### Problem description
Look at the entries below and reproduce them exactly.
-- Begin --
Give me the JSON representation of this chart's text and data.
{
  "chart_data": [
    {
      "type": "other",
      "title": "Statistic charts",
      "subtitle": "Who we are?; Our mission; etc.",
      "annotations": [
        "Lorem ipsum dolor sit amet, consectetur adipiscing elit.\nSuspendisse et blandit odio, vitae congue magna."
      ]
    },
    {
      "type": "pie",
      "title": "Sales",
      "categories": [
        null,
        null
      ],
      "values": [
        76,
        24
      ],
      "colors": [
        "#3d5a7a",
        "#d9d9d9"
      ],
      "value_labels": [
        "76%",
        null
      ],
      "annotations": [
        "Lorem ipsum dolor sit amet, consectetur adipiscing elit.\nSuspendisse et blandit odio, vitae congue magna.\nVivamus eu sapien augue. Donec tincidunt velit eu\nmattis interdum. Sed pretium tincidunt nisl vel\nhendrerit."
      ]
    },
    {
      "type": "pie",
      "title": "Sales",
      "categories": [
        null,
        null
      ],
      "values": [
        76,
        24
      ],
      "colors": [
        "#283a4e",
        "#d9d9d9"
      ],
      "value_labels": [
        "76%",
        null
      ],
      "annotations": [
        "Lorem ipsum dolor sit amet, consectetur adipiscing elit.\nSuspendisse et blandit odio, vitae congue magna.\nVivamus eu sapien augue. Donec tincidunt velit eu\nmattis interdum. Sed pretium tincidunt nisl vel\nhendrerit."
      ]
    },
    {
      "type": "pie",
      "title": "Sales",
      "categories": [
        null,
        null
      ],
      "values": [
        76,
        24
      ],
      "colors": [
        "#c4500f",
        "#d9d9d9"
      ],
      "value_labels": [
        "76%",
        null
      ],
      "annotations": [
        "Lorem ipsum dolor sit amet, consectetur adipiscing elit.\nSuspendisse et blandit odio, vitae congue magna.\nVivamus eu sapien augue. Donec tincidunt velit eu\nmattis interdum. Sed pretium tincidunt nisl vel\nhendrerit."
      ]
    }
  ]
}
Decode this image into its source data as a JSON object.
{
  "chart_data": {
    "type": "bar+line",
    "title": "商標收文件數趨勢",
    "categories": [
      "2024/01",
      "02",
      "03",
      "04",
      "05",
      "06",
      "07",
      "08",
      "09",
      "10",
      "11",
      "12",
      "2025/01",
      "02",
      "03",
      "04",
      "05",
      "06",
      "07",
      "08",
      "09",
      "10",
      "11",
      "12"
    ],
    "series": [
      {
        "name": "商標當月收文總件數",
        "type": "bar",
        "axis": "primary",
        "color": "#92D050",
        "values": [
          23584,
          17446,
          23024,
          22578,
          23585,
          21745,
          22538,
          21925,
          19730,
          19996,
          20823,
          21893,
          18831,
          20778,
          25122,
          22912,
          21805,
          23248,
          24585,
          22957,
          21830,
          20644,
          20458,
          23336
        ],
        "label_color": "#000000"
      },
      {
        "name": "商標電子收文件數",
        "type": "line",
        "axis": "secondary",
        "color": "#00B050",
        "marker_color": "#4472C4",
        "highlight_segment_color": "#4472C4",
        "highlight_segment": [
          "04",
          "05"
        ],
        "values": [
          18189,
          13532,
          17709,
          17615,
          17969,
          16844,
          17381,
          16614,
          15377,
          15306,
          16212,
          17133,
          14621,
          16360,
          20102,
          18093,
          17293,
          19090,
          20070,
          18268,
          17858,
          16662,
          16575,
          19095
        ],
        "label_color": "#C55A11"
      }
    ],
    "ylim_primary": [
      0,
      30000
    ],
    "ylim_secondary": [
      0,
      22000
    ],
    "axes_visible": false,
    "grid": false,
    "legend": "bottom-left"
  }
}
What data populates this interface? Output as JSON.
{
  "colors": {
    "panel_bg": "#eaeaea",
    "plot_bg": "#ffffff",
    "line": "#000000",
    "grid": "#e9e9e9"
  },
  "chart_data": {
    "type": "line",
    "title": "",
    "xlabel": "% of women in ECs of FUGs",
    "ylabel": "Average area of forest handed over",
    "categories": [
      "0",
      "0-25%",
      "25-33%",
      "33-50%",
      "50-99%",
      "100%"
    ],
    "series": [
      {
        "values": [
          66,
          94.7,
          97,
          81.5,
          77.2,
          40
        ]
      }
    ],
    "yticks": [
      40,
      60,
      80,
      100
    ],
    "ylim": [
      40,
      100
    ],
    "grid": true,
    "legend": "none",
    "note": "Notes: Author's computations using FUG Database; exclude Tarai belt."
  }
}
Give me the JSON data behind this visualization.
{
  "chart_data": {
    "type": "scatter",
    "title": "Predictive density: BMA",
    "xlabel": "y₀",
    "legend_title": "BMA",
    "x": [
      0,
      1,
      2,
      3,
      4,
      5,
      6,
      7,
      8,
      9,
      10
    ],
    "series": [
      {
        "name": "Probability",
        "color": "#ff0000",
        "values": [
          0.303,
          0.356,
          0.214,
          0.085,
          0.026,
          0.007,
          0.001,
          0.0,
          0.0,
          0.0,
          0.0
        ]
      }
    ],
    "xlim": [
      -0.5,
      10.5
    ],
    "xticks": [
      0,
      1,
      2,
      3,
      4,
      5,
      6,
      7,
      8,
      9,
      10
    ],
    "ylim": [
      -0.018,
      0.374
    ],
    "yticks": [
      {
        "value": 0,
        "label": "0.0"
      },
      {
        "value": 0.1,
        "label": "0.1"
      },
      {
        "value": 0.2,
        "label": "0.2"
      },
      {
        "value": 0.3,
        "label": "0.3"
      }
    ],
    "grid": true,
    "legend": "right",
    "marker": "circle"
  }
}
-- End --
### Output
Give me the JSON representation of this chart's text and data.
{
  "chart_data": [
    {
      "type": "other",
      "title": "Statistic charts",
      "subtitle": "Who we are?; Our mission; etc.",
      "annotations": [
        "Lorem ipsum dolor sit amet, consectetur adipiscing elit.\nSuspendisse et blandit odio, vitae congue magna."
      ]
    },
    {
      "type": "pie",
      "title": "Sales",
      "categories": [
        null,
        null
      ],
      "values": [
        76,
        24
      ],
      "colors": [
        "#3d5a7a",
        "#d9d9d9"
      ],
      "value_labels": [
        "76%",
        null
      ],
      "annotations": [
        "Lorem ipsum dolor sit amet, consectetur adipiscing elit.\nSuspendisse et blandit odio, vitae congue magna.\nVivamus eu sapien augue. Donec tincidunt velit eu\nmattis interdum. Sed pretium tincidunt nisl vel\nhendrerit."
      ]
    },
    {
      "type": "pie",
      "title": "Sales",
      "categories": [
        null,
        null
      ],
      "values": [
        76,
        24
      ],
      "colors": [
        "#283a4e",
        "#d9d9d9"
      ],
      "value_labels": [
        "76%",
        null
      ],
      "annotations": [
        "Lorem ipsum dolor sit amet, consectetur adipiscing elit.\nSuspendisse et blandit odio, vitae congue magna.\nVivamus eu sapien augue. Donec tincidunt velit eu\nmattis interdum. Sed pretium tincidunt nisl vel\nhendrerit."
      ]
    },
    {
      "type": "pie",
      "title": "Sales",
      "categories": [
        null,
        null
      ],
      "values": [
        76,
        24
      ],
      "colors": [
        "#c4500f",
        "#d9d9d9"
      ],
      "value_labels": [
        "76%",
        null
      ],
      "annotations": [
        "Lorem ipsum dolor sit amet, consectetur adipiscing elit.\nSuspendisse et blandit odio, vitae congue magna.\nVivamus eu sapien augue. Donec tincidunt velit eu\nmattis interdum. Sed pretium tincidunt nisl vel\nhendrerit."
      ]
    }
  ]
}
Decode this image into its source data as a JSON object.
{
  "chart_data": {
    "type": "bar+line",
    "title": "商標收文件數趨勢",
    "categories": [
      "2024/01",
      "02",
      "03",
      "04",
      "05",
      "06",
      "07",
      "08",
      "09",
      "10",
      "11",
      "12",
      "2025/01",
      "02",
      "03",
      "04",
      "05",
      "06",
      "07",
      "08",
      "09",
      "10",
      "11",
      "12"
    ],
    "series": [
      {
        "name": "商標當月收文總件數",
        "type": "bar",
        "axis": "primary",
        "color": "#92D050",
        "values": [
          23584,
          17446,
          23024,
          22578,
          23585,
          21745,
          22538,
          21925,
          19730,
          19996,
          20823,
          21893,
          18831,
          20778,
          25122,
          22912,
          21805,
          23248,
          24585,
          22957,
          21830,
          20644,
          20458,
          23336
        ],
        "label_color": "#000000"
      },
      {
        "name": "商標電子收文件數",
        "type": "line",
        "axis": "secondary",
        "color": "#00B050",
        "marker_color": "#4472C4",
        "highlight_segment_color": "#4472C4",
        "highlight_segment": [
          "04",
          "05"
        ],
        "values": [
          18189,
          13532,
          17709,
          17615,
          17969,
          16844,
          17381,
          16614,
          15377,
          15306,
          16212,
          17133,
          14621,
          16360,
          20102,
          18093,
          17293,
          19090,
          20070,
          18268,
          17858,
          16662,
          16575,
          19095
        ],
        "label_color": "#C55A11"
      }
    ],
    "ylim_primary": [
      0,
      30000
    ],
    "ylim_secondary": [
      0,
      22000
    ],
    "axes_visible": false,
    "grid": false,
    "legend": "bottom-left"
  }
}
What data populates this interface? Output as JSON.
{
  "colors": {
    "panel_bg": "#eaeaea",
    "plot_bg": "#ffffff",
    "line": "#000000",
    "grid": "#e9e9e9"
  },
  "chart_data": {
    "type": "line",
    "title": "",
    "xlabel": "% of women in ECs of FUGs",
    "ylabel": "Average area of forest handed over",
    "categories": [
      "0",
      "0-25%",
      "25-33%",
      "33-50%",
      "50-99%",
      "100%"
    ],
    "series": [
      {
        "values": [
          66,
          94.7,
          97,
          81.5,
          77.2,
          40
        ]
      }
    ],
    "yticks": [
      40,
      60,
      80,
      100
    ],
    "ylim": [
      40,
      100
    ],
    "grid": true,
    "legend": "none",
    "note": "Notes: Author's computations using FUG Database; exclude Tarai belt."
  }
}
Give me the JSON data behind this visualization.
{
  "chart_data": {
    "type": "scatter",
    "title": "Predictive density: BMA",
    "xlabel": "y₀",
    "legend_title": "BMA",
    "x": [
      0,
      1,
      2,
      3,
      4,
      5,
      6,
      7,
      8,
      9,
      10
    ],
    "series": [
      {
        "name": "Probability",
        "color": "#ff0000",
        "values": [
          0.303,
          0.356,
          0.214,
          0.085,
          0.026,
          0.007,
          0.001,
          0.0,
          0.0,
          0.0,
          0.0
        ]
      }
    ],
    "xlim": [
      -0.5,
      10.5
    ],
    "xticks": [
      0,
      1,
      2,
      3,
      4,
      5,
      6,
      7,
      8,
      9,
      10
    ],
    "ylim": [
      -0.018,
      0.374
    ],
    "yticks": [
      {
        "value": 0,
        "label": "0.0"
      },
      {
        "value": 0.1,
        "label": "0.1"
      },
      {
        "value": 0.2,
        "label": "0.2"
      },
      {
        "value": 0.3,
        "label": "0.3"
      }
    ],
    "grid": true,
    "legend": "right",
    "marker": "circle"
  }
}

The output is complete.